* _Stated goal_
Please repeat every one of the entries below verbatim, one per line, without changing a single character.

───── Material provided

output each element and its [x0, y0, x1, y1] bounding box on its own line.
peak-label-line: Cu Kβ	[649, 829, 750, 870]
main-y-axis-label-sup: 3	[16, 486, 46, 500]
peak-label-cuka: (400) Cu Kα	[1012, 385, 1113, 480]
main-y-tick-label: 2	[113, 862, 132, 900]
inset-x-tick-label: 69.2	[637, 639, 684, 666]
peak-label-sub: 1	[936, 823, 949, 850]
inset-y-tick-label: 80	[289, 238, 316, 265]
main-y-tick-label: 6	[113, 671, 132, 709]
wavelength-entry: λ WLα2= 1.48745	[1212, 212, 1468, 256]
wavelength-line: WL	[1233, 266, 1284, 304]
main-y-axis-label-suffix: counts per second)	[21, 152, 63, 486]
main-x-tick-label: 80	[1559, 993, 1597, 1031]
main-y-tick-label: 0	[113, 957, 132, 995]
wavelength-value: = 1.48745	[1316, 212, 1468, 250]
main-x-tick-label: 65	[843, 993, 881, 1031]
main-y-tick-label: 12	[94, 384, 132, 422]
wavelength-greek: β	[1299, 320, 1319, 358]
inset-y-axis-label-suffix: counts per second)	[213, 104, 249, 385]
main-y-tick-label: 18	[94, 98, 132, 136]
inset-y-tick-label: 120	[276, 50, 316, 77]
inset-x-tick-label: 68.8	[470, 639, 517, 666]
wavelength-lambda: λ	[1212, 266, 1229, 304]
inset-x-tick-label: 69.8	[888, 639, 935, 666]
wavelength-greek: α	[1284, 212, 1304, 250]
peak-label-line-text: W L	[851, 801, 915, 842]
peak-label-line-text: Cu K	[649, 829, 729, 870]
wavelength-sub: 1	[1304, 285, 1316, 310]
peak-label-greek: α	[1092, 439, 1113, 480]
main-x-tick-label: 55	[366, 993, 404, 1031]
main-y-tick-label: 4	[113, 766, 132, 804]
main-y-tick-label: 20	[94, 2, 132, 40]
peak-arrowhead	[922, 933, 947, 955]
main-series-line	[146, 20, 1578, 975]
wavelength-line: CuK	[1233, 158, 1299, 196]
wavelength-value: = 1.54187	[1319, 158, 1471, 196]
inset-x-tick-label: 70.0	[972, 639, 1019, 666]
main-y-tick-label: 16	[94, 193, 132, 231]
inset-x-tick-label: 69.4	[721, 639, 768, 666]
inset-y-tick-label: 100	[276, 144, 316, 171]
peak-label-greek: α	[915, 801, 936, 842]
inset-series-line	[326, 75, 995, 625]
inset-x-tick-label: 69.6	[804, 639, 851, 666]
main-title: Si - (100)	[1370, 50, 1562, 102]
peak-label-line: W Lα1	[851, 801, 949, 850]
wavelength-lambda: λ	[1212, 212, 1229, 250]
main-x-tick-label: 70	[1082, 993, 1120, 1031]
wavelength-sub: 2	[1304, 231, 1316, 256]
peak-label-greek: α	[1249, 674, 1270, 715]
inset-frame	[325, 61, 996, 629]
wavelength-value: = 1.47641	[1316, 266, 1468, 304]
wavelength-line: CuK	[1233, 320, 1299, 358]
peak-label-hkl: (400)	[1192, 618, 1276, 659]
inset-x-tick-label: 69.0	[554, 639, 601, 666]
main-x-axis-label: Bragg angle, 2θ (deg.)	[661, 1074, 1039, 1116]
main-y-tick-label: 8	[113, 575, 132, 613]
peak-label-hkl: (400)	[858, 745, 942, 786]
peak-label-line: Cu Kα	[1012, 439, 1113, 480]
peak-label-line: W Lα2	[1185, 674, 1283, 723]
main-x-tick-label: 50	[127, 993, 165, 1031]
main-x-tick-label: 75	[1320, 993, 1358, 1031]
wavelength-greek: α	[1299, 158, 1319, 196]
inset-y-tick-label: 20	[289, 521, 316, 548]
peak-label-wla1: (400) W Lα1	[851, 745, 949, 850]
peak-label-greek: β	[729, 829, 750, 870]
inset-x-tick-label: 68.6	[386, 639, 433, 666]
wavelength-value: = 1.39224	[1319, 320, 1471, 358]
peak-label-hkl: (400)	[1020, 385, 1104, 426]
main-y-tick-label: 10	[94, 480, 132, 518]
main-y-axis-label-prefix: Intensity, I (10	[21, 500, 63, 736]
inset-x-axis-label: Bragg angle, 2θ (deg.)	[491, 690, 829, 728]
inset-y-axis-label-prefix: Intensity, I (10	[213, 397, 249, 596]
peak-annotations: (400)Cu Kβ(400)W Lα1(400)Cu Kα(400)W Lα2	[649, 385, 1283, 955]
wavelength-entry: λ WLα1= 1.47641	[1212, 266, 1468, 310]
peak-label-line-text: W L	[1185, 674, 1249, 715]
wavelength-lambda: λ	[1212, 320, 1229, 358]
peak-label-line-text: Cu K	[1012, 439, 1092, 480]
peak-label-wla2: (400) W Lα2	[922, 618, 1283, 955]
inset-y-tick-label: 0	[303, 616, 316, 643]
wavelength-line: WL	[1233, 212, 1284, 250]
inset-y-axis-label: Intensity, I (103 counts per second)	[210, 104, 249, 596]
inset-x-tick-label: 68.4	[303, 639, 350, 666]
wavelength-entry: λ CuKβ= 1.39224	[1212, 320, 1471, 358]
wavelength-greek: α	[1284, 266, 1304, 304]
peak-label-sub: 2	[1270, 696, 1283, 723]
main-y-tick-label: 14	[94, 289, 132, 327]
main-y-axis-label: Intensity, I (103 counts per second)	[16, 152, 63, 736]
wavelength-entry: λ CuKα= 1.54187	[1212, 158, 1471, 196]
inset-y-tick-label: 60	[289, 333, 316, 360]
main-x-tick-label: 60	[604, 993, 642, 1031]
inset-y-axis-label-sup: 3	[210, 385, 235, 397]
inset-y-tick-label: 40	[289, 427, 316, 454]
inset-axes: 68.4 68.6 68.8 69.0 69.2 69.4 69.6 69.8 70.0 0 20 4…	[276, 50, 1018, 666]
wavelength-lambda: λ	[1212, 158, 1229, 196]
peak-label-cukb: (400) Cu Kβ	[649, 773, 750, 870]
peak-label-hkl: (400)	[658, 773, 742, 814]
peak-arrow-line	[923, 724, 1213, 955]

──────────

* _Completed task_
output each element and its [x0, y0, x1, y1] bounding box on its own line.
peak-label-line: Cu Kβ	[649, 829, 750, 870]
main-y-axis-label-sup: 3	[16, 486, 46, 500]
peak-label-cuka: (400) Cu Kα	[1012, 385, 1113, 480]
main-y-tick-label: 2	[113, 862, 132, 900]
inset-x-tick-label: 69.2	[637, 639, 684, 666]
peak-label-sub: 1	[936, 823, 949, 850]
inset-y-tick-label: 80	[289, 238, 316, 265]
main-y-tick-label: 6	[113, 671, 132, 709]
wavelength-entry: λ WLα2= 1.48745	[1212, 212, 1468, 256]
wavelength-line: WL	[1233, 266, 1284, 304]
main-y-axis-label-suffix: counts per second)	[21, 152, 63, 486]
main-x-tick-label: 80	[1559, 993, 1597, 1031]
main-y-tick-label: 0	[113, 957, 132, 995]
wavelength-value: = 1.48745	[1316, 212, 1468, 250]
main-x-tick-label: 65	[843, 993, 881, 1031]
main-y-tick-label: 12	[94, 384, 132, 422]
wavelength-greek: β	[1299, 320, 1319, 358]
inset-y-axis-label-suffix: counts per second)	[213, 104, 249, 385]
main-y-tick-label: 18	[94, 98, 132, 136]
inset-y-tick-label: 120	[276, 50, 316, 77]
inset-x-tick-label: 68.8	[470, 639, 517, 666]
wavelength-lambda: λ	[1212, 266, 1229, 304]
inset-x-tick-label: 69.8	[888, 639, 935, 666]
wavelength-greek: α	[1284, 212, 1304, 250]
peak-label-line-text: W L	[851, 801, 915, 842]
peak-label-line-text: Cu K	[649, 829, 729, 870]
wavelength-sub: 1	[1304, 285, 1316, 310]
peak-label-greek: α	[1092, 439, 1113, 480]
main-x-tick-label: 55	[366, 993, 404, 1031]
main-y-tick-label: 4	[113, 766, 132, 804]
main-y-tick-label: 20	[94, 2, 132, 40]
peak-arrowhead	[922, 933, 947, 955]
main-series-line	[146, 20, 1578, 975]
wavelength-line: CuK	[1233, 158, 1299, 196]
wavelength-value: = 1.54187	[1319, 158, 1471, 196]
inset-x-tick-label: 70.0	[972, 639, 1019, 666]
main-y-tick-label: 16	[94, 193, 132, 231]
inset-x-tick-label: 69.4	[721, 639, 768, 666]
inset-y-tick-label: 100	[276, 144, 316, 171]
peak-label-greek: α	[915, 801, 936, 842]
inset-series-line	[326, 75, 995, 625]
inset-x-tick-label: 69.6	[804, 639, 851, 666]
main-title: Si - (100)	[1370, 50, 1562, 102]
peak-label-line: W Lα1	[851, 801, 949, 850]
wavelength-lambda: λ	[1212, 212, 1229, 250]
main-x-tick-label: 70	[1082, 993, 1120, 1031]
wavelength-sub: 2	[1304, 231, 1316, 256]
peak-label-greek: α	[1249, 674, 1270, 715]
inset-frame	[325, 61, 996, 629]
wavelength-value: = 1.47641	[1316, 266, 1468, 304]
wavelength-line: CuK	[1233, 320, 1299, 358]
peak-label-hkl: (400)	[1192, 618, 1276, 659]
inset-x-tick-label: 69.0	[554, 639, 601, 666]
main-x-axis-label: Bragg angle, 2θ (deg.)	[661, 1074, 1039, 1116]
main-y-tick-label: 8	[113, 575, 132, 613]
peak-label-hkl: (400)	[858, 745, 942, 786]
peak-label-line: Cu Kα	[1012, 439, 1113, 480]
peak-label-line: W Lα2	[1185, 674, 1283, 723]
main-x-tick-label: 50	[127, 993, 165, 1031]
main-x-tick-label: 75	[1320, 993, 1358, 1031]
wavelength-greek: α	[1299, 158, 1319, 196]
inset-y-tick-label: 20	[289, 521, 316, 548]
peak-label-wla1: (400) W Lα1	[851, 745, 949, 850]
peak-label-greek: β	[729, 829, 750, 870]
inset-x-tick-label: 68.6	[386, 639, 433, 666]
wavelength-value: = 1.39224	[1319, 320, 1471, 358]
peak-label-hkl: (400)	[1020, 385, 1104, 426]
main-y-tick-label: 10	[94, 480, 132, 518]
main-y-axis-label-prefix: Intensity, I (10	[21, 500, 63, 736]
inset-x-axis-label: Bragg angle, 2θ (deg.)	[491, 690, 829, 728]
inset-y-axis-label-prefix: Intensity, I (10	[213, 397, 249, 596]
peak-annotations: (400)Cu Kβ(400)W Lα1(400)Cu Kα(400)W Lα2	[649, 385, 1283, 955]
wavelength-entry: λ WLα1= 1.47641	[1212, 266, 1468, 310]
peak-label-line-text: W L	[1185, 674, 1249, 715]
wavelength-lambda: λ	[1212, 320, 1229, 358]
peak-label-line-text: Cu K	[1012, 439, 1092, 480]
peak-label-wla2: (400) W Lα2	[922, 618, 1283, 955]
inset-y-tick-label: 0	[303, 616, 316, 643]
wavelength-line: WL	[1233, 212, 1284, 250]
inset-y-axis-label: Intensity, I (103 counts per second)	[210, 104, 249, 596]
inset-x-tick-label: 68.4	[303, 639, 350, 666]
wavelength-entry: λ CuKβ= 1.39224	[1212, 320, 1471, 358]
wavelength-greek: α	[1284, 266, 1304, 304]
peak-label-sub: 2	[1270, 696, 1283, 723]
main-y-tick-label: 14	[94, 289, 132, 327]
main-y-axis-label: Intensity, I (103 counts per second)	[16, 152, 63, 736]
wavelength-entry: λ CuKα= 1.54187	[1212, 158, 1471, 196]
inset-y-tick-label: 60	[289, 333, 316, 360]
main-x-tick-label: 60	[604, 993, 642, 1031]
inset-y-axis-label-sup: 3	[210, 385, 235, 397]
inset-y-tick-label: 40	[289, 427, 316, 454]
inset-axes: 68.4 68.6 68.8 69.0 69.2 69.4 69.6 69.8 70.0 0 20 4…	[276, 50, 1018, 666]
wavelength-lambda: λ	[1212, 158, 1229, 196]
peak-label-cukb: (400) Cu Kβ	[649, 773, 750, 870]
peak-label-hkl: (400)	[658, 773, 742, 814]
peak-arrow-line	[923, 724, 1213, 955]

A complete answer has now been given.